CHALLENGE:
List all lines in the material below that contain "much".

** start MATERIAL TO PROCESS **

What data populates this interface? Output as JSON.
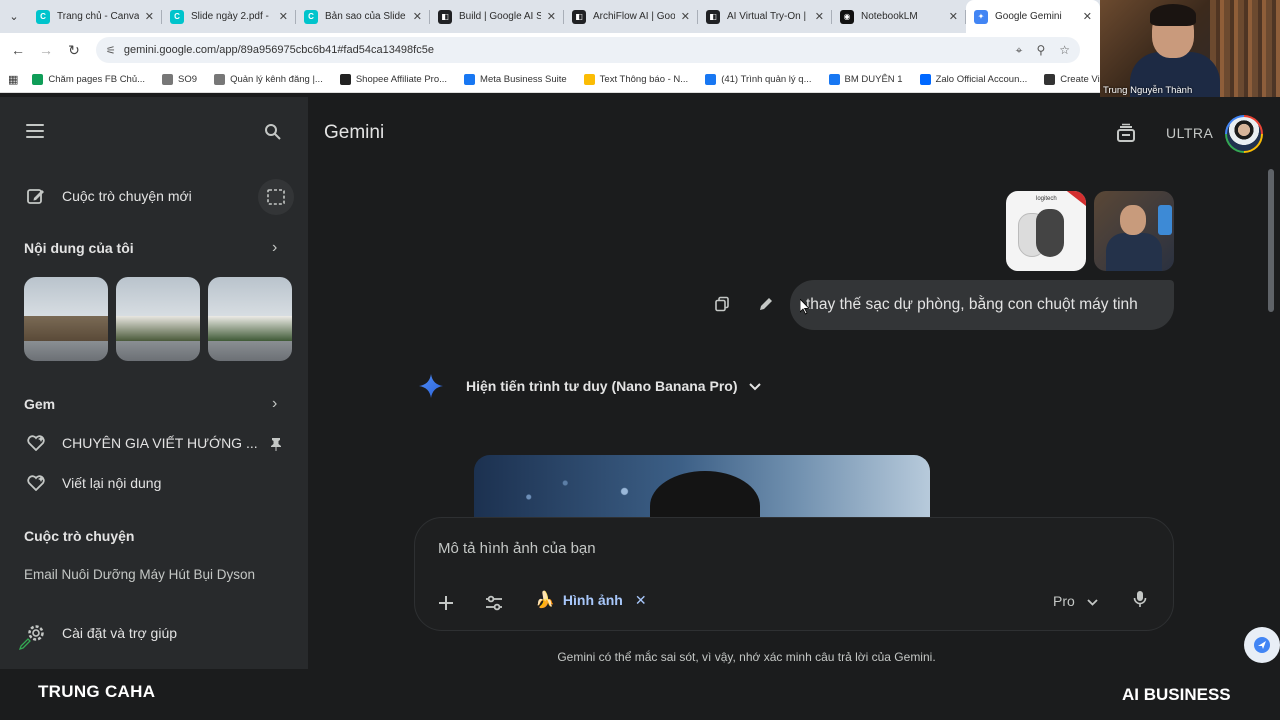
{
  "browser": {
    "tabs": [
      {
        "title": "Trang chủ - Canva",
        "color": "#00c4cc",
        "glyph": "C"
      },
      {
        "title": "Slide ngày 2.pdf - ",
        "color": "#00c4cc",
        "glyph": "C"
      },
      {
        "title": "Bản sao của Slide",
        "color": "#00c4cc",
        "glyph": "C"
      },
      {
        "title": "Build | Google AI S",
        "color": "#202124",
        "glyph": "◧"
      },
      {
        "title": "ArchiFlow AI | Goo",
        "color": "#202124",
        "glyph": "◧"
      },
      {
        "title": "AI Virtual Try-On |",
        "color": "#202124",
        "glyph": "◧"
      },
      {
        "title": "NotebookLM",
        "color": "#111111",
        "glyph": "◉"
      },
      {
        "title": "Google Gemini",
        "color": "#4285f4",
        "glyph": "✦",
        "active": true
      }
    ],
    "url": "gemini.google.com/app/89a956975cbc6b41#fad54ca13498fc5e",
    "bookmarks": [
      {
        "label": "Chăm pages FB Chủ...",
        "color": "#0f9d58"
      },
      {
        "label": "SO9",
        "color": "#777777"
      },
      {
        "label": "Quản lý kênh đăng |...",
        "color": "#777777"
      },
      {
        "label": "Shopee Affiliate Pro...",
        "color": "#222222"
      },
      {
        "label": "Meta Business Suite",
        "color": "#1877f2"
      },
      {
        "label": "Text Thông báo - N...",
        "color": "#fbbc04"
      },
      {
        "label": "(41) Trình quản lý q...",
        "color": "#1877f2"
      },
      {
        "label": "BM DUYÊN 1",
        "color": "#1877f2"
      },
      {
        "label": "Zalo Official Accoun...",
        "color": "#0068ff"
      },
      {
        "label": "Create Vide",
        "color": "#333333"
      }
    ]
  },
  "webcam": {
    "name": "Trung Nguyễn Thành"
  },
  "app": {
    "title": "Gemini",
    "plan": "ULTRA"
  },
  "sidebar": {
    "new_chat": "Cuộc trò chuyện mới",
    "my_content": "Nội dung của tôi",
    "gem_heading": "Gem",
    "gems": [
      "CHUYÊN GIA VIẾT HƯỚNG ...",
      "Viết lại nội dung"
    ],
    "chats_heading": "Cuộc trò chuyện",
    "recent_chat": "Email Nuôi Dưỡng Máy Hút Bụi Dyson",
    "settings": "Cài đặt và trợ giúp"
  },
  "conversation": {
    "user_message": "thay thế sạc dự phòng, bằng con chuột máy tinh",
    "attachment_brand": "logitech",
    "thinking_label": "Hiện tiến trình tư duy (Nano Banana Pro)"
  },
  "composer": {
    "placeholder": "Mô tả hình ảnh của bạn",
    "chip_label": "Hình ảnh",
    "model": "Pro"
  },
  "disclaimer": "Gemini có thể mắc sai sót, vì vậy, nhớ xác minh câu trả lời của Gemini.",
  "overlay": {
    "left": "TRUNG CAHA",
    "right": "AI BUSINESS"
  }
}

** end MATERIAL TO PROCESS **
** start MATERIAL TO PROCESS **

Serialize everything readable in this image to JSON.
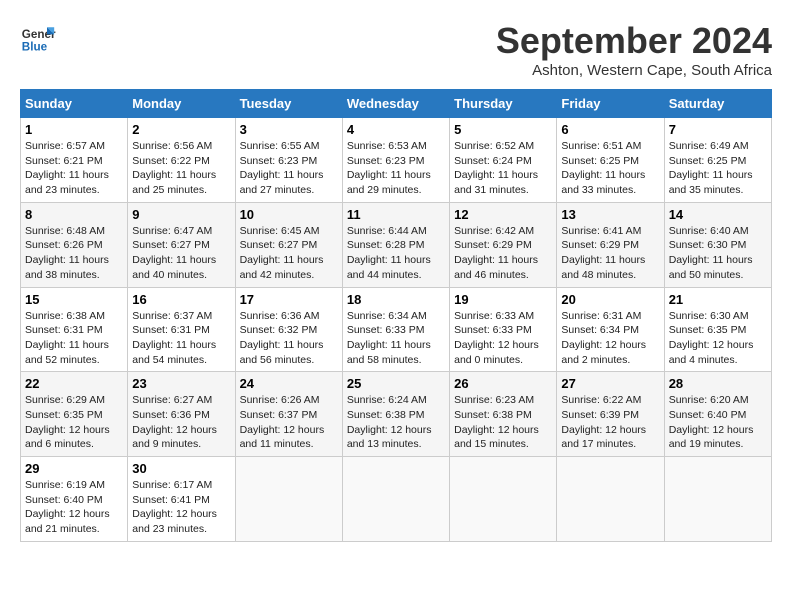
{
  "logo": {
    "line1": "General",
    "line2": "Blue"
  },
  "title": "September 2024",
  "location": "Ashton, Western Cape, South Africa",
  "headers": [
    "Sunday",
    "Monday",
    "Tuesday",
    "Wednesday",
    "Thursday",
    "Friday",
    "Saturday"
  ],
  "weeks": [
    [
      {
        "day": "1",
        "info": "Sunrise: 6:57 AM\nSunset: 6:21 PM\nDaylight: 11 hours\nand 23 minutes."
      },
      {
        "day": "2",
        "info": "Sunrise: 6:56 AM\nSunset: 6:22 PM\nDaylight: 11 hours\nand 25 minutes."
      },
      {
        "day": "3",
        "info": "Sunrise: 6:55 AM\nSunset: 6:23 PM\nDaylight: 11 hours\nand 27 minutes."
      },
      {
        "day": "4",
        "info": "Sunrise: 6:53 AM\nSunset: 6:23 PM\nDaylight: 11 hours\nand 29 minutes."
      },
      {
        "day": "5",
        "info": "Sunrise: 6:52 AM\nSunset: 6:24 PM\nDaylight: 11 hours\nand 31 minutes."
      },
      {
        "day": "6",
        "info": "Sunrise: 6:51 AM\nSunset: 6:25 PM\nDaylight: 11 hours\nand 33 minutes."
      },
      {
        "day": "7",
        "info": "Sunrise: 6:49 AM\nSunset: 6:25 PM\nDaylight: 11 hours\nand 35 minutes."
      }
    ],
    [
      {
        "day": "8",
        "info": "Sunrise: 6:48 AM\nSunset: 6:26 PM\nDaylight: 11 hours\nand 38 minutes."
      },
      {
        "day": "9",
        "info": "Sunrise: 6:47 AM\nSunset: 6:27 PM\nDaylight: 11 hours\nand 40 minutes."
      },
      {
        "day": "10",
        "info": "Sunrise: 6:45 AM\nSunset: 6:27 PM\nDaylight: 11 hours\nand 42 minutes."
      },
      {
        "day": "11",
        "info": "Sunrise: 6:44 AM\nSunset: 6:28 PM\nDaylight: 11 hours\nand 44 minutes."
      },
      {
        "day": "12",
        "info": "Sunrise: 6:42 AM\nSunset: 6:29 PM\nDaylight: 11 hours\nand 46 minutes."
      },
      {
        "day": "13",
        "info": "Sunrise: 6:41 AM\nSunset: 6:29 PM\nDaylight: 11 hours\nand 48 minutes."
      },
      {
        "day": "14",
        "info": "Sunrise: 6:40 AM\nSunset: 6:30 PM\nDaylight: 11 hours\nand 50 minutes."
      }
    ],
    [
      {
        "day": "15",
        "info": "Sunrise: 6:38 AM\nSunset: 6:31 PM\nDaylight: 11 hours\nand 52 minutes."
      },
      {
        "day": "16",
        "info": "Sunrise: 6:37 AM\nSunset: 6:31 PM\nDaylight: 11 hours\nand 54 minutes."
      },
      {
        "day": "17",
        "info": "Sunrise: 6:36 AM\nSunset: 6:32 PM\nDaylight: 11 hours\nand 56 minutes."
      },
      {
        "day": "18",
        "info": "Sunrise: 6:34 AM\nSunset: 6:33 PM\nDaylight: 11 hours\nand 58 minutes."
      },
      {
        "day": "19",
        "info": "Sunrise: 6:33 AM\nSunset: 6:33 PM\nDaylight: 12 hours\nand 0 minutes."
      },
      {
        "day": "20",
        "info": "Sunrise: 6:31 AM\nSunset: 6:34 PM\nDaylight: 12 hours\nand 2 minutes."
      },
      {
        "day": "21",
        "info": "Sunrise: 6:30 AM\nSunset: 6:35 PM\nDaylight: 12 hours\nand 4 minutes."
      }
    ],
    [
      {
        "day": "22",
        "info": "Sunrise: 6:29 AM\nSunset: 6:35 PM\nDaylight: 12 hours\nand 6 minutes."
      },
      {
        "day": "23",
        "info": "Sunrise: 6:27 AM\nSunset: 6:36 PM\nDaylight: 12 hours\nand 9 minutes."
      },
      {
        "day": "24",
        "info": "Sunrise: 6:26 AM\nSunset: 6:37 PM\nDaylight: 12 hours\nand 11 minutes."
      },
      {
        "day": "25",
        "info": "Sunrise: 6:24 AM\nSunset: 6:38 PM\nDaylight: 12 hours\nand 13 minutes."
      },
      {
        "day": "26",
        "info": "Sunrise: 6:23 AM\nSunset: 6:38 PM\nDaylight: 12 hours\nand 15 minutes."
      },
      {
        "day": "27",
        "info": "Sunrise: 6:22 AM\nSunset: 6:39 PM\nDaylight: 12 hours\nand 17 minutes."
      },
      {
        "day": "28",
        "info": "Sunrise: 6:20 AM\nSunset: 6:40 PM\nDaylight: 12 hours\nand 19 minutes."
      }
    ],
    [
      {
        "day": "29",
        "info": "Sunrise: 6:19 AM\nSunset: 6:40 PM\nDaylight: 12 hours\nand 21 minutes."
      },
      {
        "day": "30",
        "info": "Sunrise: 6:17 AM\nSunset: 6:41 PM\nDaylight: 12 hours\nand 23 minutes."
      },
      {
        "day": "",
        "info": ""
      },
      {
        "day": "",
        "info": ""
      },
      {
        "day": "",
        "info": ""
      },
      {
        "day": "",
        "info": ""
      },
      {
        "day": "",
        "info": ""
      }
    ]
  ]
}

** end MATERIAL TO PROCESS **
** start MATERIAL TO PROCESS **

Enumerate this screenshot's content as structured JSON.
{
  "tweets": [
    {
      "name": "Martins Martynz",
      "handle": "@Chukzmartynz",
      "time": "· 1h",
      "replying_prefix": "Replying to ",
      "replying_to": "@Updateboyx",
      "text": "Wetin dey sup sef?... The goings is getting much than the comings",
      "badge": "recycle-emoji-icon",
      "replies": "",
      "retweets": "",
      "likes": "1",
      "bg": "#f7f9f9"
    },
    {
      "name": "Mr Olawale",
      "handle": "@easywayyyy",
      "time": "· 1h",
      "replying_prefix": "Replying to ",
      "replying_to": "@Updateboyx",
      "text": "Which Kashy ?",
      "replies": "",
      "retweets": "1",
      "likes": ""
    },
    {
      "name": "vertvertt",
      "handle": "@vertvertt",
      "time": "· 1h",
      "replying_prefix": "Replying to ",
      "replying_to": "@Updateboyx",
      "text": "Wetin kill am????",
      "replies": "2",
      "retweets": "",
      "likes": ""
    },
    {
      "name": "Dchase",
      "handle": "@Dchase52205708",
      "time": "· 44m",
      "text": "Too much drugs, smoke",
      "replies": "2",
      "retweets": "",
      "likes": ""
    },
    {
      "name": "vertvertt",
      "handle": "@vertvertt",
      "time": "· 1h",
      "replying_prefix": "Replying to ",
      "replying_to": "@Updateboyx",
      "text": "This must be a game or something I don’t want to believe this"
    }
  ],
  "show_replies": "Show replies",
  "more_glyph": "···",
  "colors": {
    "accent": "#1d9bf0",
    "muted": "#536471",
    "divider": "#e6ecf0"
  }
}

** end MATERIAL TO PROCESS **

REPLY:
      "text": "Wetin dey sup sef?... The goings is getting much than the comings",
      "text": "Too much drugs, smoke",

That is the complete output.